Give back the records below exactly, every one, with no pictures.

Records from a collection of figures:
══════════════════════════════
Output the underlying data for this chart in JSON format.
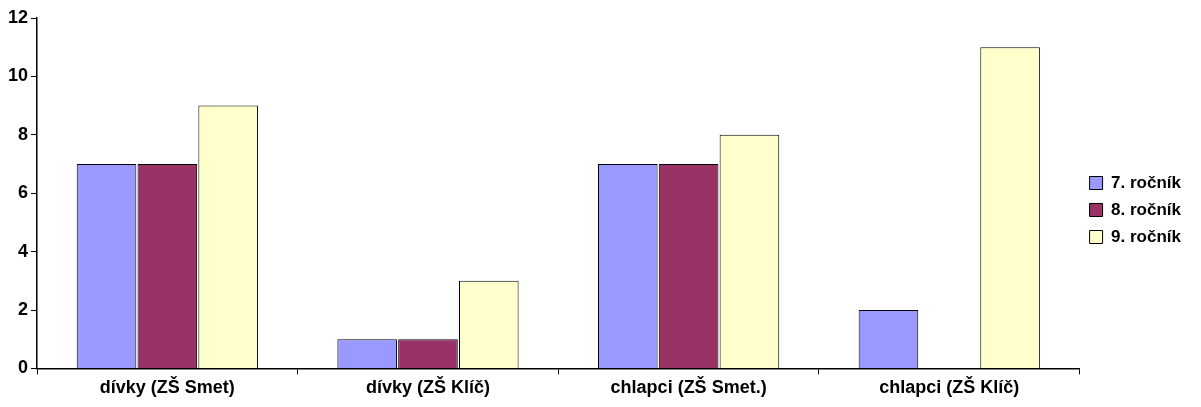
{
  "chart_data": {
    "type": "bar",
    "categories": [
      "dívky (ZŠ Smet)",
      "dívky (ZŠ Klíč)",
      "chlapci (ZŠ Smet.)",
      "chlapci (ZŠ Klíč)"
    ],
    "series": [
      {
        "name": "7. ročník",
        "color": "#9999ff",
        "values": [
          7,
          1,
          7,
          2
        ]
      },
      {
        "name": "8. ročník",
        "color": "#993366",
        "values": [
          7,
          1,
          7,
          0
        ]
      },
      {
        "name": "9. ročník",
        "color": "#ffffcc",
        "values": [
          9,
          3,
          8,
          11
        ]
      }
    ],
    "ylim": [
      0,
      12
    ],
    "yticks": [
      0,
      2,
      4,
      6,
      8,
      10,
      12
    ],
    "grid": false,
    "legend": "right"
  }
}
══════════════════════════════
== RESULT OF THE TASK ==
Output the underlying data for this chart in JSON format.
{
  "chart_data": {
    "type": "bar",
    "categories": [
      "dívky (ZŠ Smet)",
      "dívky (ZŠ Klíč)",
      "chlapci (ZŠ Smet.)",
      "chlapci (ZŠ Klíč)"
    ],
    "series": [
      {
        "name": "7. ročník",
        "color": "#9999ff",
        "values": [
          7,
          1,
          7,
          2
        ]
      },
      {
        "name": "8. ročník",
        "color": "#993366",
        "values": [
          7,
          1,
          7,
          0
        ]
      },
      {
        "name": "9. ročník",
        "color": "#ffffcc",
        "values": [
          9,
          3,
          8,
          11
        ]
      }
    ],
    "ylim": [
      0,
      12
    ],
    "yticks": [
      0,
      2,
      4,
      6,
      8,
      10,
      12
    ],
    "grid": false,
    "legend": "right"
  }
}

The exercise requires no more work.